─── READING PASSAGE ───

The centre’s vaccine candidate has proven highly effective in ferrets, one of the animal models VIDO-InterVac developed for COVID-19 testing. The centre hopes to move its vaccine candidate to human trials in the fall.

As well, VIDO-InterVac is testing various vaccines, antiviral medications, and novel treatments that companies around the world have developed, and has received more than 100 requests for this type of contract research. VIDO-InterVac was the first lab in Canada to isolate SARS-CoV-2 and the first in the country to establish an animal model for testing these potential medicines.

“The current coronavirus pandemic highlights why our containment Level 3 facility was built,” says VIDO-InterVac Director Volker Gerdts. “This special infrastructure enables Canadian scientists to work on diseases with high impact, such as COVID-19 and TB in humans or African Swine Fever in animals. VIDO-InterVac is part of the national and global response to such emerging disease threats.”

To make that response even faster, VIDO-InterVac is building a pilot-scale manufacturing facility that will be able to produce millions of doses of vaccines, helping to address Canada’s need for vaccine production capacity.

VIDO-InterVac is working with Saskatoon-based company ZYUS Life Sciences Inc. to see whether a plant protein can serve as a key component (an antigen) in a COVID-19 vaccine, and also with the National Research Council and other companies across Canada to accelerate development and production of an antigen from mammalian cells.

The university’s Canadian Light Source, Canada’s only synchrotron light source and an invaluable tool for innovative science in advanced materials, agriculture, environment and health, re-opened on July 21st with a focus on COVID-19-related projects.

Universities and private industry users of “Canada’s brightest light” are studying aspects of the virus’s structure to develop therapeutics that could halt the virus’s replication machinery and its spread in the body or prevent it from entering human cells to begin an infection.

─── DATA FOR ANALYSIS ───

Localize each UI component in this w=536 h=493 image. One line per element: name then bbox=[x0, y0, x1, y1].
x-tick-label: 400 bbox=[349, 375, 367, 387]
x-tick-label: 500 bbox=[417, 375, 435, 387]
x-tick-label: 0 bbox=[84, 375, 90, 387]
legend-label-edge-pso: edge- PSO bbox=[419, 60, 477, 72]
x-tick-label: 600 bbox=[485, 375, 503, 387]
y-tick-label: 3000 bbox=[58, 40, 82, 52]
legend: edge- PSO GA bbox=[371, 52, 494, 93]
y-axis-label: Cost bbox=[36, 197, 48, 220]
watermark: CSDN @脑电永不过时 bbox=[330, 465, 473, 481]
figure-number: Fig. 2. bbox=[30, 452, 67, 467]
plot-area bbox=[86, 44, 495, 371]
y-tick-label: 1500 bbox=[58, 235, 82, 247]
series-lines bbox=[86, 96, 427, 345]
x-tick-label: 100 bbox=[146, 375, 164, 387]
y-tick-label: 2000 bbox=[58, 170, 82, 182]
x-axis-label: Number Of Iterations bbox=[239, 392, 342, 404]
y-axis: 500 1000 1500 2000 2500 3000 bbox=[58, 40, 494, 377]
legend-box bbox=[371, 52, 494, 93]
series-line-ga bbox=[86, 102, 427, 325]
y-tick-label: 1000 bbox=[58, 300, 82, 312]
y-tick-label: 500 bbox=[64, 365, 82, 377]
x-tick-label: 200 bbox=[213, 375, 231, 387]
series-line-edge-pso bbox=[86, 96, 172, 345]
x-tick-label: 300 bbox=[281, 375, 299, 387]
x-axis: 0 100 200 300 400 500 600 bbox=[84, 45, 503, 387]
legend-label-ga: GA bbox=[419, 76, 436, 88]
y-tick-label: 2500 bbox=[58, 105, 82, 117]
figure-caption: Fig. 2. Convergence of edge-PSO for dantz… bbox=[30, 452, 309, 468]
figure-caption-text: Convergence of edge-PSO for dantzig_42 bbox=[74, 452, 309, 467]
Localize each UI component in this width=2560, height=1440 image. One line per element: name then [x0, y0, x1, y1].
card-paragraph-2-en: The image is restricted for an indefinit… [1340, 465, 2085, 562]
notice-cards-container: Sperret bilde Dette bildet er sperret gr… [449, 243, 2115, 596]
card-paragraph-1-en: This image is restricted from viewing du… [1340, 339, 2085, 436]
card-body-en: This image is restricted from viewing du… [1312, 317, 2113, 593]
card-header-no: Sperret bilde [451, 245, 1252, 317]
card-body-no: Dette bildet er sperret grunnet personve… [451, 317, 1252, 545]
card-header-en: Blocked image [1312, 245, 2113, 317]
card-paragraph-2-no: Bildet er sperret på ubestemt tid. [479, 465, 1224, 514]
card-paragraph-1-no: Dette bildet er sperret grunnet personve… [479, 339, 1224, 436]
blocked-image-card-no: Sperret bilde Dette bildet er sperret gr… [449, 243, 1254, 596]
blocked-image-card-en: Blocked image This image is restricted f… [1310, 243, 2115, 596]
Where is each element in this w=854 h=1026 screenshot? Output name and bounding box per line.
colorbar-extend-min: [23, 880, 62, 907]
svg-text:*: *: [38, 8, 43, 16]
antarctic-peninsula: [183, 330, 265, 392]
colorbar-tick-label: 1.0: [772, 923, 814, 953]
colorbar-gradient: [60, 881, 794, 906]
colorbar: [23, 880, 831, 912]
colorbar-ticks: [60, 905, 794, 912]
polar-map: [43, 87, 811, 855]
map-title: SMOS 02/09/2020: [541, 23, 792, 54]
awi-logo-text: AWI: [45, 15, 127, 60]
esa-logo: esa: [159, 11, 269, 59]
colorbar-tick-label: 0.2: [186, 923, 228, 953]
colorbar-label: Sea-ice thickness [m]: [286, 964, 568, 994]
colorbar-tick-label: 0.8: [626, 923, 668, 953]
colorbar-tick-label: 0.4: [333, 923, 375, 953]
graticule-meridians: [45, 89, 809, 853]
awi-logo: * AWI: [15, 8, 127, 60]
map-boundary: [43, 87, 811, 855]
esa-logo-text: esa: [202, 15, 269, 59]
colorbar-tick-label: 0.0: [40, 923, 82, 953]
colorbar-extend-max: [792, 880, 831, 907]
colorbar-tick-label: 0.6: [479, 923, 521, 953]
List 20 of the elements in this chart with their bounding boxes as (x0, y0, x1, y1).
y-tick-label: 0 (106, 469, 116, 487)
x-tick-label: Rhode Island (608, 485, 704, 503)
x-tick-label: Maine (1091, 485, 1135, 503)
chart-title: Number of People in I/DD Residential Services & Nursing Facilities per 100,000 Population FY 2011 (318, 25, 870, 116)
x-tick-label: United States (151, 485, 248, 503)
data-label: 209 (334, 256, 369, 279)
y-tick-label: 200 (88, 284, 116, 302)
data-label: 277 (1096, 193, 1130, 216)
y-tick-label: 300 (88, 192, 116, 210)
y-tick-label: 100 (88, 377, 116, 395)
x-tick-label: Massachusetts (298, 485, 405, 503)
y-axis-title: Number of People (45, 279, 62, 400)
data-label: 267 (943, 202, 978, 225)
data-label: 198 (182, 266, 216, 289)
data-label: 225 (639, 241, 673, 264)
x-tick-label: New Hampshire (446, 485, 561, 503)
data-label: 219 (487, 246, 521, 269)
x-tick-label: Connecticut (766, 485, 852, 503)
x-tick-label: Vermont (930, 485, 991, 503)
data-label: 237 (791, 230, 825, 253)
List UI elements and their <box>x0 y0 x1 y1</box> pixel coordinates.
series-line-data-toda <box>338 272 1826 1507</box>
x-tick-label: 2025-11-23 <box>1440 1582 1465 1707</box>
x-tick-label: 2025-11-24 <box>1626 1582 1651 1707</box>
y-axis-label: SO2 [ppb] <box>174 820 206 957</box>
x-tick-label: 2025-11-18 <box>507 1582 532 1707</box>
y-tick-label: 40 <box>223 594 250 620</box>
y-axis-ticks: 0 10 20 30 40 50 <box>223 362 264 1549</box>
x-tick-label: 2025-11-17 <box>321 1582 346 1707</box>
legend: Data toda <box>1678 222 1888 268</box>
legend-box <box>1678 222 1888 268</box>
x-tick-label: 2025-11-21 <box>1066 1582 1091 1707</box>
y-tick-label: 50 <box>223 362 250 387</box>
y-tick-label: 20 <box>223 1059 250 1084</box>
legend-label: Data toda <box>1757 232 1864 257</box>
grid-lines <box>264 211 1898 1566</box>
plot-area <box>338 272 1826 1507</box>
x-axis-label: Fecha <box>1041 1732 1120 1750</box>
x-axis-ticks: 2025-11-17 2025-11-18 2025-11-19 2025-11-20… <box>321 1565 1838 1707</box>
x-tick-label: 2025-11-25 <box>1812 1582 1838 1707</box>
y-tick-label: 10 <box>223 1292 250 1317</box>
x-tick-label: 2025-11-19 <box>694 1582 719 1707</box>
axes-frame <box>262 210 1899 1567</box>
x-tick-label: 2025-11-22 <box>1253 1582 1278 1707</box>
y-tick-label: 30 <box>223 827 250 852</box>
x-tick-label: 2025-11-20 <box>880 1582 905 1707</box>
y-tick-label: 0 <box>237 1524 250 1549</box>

───

CHECK YOUR UNDERSTANDING »
**A.** In the VIDO-InterVac passage, in which animal has the centre's vaccine candidate proven highly effective?
**B.** Copy the VIDO-InterVac passage word for word, starting at "The centre’s vaccine" and ending at "in the fall.".
**C.** Write what comes next in the VIDO-InterVac passage, picking up after its final sentence.
This data comes from a separate source.

RESULTS BY TASK »
**A.** Ferrets.

**B.**
The centre’s vaccine candidate has proven highly effective in ferrets, one of the animal models VIDO-InterVac developed for COVID-19 testing. The centre hopes to move its vaccine candidate to human trials in the fall.

**C.**
CLS COVID-19-related research is focussed on three main areas:

  • imaging molecular structures of the virus’s key proteins to aid drug development,
  • understanding the virus’s physical behaviour and transmission including visualizing virus-carrying droplet transmission in the air, and
  • improving equipment for COVID-19 frontline workers, such as microfabrication techniques for virus testing devices and studying the decomposition of N95 face respirator masks to improve decontamination and manufacturing practices.

During the pandemic, another USask research facility—the Saskatchewan Centre for Cyclotron Sciences (SCCS)—was able to ensure that Royal University Hospital could continue the essential service of PET-CT scanning for more than 600 cancer patients since early March.

With COVID-19 safety measures in place, half a dozen staff members have continued to produce and deliver nuclear-imaging agent “FDG” for PET-CT scans. These scans enable doctors to quickly and painlessly determine whether a patient has cancer, revealing the size and location of a tumour.

“So far, we have been able to maintain fully reliable delivery,” says John Root, executive director of the Sylvia Fedoruk Canadian Centre for Nuclear Innovation which operates the facility.

The SCCS supports nuclear imaging research and development by academic and industry users but suspended this work during the pandemic to further protect the isotope production staff.

“Our team is now preparing to reopen access for users, using controlled work zones and scheduling to prevent overlap with the production technologists, so that some research activities can be resumed gradually and safely,” he says.

As well, early in the pandemic, USask agriculture researchers and three local companies teamed up to address a provincial shortage of hand sanitizer using a USask bioprocessing facility to temporarily produce sanitizer and key ingredients, while the business group geared up for larger-scale production.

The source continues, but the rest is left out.